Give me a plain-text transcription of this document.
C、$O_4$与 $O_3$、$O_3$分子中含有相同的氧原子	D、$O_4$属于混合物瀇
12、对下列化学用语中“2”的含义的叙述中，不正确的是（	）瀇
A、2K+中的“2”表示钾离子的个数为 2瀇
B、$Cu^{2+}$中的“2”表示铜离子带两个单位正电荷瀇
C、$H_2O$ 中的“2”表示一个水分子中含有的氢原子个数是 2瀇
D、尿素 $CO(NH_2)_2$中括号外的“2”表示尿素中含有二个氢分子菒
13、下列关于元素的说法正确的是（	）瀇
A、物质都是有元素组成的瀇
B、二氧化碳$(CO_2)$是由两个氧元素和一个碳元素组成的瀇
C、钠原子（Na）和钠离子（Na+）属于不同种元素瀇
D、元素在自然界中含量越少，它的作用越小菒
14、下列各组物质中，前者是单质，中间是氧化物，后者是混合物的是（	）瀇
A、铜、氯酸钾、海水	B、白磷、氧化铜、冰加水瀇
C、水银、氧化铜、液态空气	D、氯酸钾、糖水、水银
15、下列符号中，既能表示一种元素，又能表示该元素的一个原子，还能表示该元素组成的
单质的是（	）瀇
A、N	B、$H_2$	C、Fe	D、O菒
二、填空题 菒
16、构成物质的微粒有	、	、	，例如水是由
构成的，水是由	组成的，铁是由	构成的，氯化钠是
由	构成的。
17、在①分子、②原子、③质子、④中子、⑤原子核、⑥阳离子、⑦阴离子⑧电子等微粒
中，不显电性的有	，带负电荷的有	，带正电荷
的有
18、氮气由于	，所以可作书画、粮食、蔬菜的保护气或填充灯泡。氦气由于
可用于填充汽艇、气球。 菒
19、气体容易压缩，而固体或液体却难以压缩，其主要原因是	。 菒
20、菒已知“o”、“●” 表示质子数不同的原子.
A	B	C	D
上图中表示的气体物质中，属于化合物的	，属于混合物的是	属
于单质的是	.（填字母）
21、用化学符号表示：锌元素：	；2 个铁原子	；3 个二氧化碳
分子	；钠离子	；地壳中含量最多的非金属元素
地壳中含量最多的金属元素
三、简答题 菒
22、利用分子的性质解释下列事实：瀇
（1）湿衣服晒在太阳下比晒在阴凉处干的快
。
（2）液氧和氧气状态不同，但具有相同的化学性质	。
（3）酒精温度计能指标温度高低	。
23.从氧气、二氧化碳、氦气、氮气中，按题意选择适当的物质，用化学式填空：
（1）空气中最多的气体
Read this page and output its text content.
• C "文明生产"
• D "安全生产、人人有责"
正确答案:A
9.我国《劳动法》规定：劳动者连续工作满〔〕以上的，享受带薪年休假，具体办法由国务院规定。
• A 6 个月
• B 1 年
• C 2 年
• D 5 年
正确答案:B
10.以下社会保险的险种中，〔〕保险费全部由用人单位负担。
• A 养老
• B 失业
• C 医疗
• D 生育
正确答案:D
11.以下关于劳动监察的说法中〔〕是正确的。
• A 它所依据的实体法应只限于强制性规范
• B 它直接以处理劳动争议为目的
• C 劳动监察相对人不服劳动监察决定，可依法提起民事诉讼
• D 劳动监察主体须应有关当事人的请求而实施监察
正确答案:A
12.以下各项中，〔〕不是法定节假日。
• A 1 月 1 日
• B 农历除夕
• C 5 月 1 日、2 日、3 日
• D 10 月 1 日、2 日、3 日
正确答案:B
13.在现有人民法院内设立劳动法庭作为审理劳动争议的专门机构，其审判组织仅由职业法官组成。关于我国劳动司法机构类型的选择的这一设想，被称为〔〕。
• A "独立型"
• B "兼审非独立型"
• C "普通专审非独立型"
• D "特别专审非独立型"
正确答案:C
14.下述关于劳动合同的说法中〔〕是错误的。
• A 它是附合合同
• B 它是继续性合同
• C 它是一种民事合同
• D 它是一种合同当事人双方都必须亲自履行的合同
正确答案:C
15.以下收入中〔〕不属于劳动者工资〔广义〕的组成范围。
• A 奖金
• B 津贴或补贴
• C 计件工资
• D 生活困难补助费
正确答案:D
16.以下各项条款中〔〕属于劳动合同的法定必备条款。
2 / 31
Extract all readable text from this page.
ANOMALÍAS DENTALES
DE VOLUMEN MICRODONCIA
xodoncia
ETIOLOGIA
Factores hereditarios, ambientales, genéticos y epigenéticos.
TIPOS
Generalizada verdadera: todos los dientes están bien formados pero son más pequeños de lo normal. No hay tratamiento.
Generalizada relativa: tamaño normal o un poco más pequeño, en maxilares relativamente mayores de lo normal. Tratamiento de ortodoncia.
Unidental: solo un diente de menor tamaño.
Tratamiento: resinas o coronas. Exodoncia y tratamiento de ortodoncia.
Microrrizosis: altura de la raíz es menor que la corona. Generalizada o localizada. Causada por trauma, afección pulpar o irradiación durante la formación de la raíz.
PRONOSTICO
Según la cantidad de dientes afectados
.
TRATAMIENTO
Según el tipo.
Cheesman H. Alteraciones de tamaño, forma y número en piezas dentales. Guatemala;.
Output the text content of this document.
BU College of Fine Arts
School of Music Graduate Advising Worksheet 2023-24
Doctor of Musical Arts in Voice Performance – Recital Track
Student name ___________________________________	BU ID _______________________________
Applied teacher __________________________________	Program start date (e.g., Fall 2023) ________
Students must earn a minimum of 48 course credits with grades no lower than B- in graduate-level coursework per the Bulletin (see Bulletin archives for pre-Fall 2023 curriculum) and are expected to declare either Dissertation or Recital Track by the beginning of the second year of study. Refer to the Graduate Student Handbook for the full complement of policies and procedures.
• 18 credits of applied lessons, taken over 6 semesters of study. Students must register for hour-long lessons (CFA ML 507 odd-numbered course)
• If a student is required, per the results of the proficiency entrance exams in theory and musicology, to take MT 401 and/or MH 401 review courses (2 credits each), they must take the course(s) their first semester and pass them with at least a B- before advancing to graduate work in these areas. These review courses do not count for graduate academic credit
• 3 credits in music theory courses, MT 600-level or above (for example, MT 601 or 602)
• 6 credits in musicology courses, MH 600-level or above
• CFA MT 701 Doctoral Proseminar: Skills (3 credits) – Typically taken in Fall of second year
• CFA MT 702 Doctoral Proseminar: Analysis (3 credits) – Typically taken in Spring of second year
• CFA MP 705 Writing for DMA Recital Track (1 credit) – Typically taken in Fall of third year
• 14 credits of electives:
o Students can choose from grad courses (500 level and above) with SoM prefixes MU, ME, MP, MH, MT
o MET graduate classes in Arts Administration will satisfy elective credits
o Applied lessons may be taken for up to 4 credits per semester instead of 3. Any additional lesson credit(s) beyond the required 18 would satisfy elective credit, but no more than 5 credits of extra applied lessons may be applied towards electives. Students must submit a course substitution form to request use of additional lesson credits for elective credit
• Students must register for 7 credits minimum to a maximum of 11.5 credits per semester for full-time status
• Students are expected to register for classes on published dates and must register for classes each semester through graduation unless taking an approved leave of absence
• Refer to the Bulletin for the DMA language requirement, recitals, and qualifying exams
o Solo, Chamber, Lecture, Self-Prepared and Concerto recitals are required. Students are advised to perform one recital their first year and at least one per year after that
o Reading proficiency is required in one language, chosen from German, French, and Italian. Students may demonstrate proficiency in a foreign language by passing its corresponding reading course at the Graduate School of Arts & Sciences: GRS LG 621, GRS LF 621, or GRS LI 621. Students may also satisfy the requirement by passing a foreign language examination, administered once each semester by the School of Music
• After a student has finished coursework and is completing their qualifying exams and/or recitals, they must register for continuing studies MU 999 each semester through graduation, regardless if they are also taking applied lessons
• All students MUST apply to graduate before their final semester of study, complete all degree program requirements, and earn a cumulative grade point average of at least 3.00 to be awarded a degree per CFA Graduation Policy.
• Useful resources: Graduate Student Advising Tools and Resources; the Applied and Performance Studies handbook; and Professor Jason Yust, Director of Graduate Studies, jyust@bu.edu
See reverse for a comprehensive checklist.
• • • • •
• _WHAT TO PRODUCE_
From the data above, work out how many lines hold "text". Answer with the number alone.

• _EXPECTED ANSWER_
4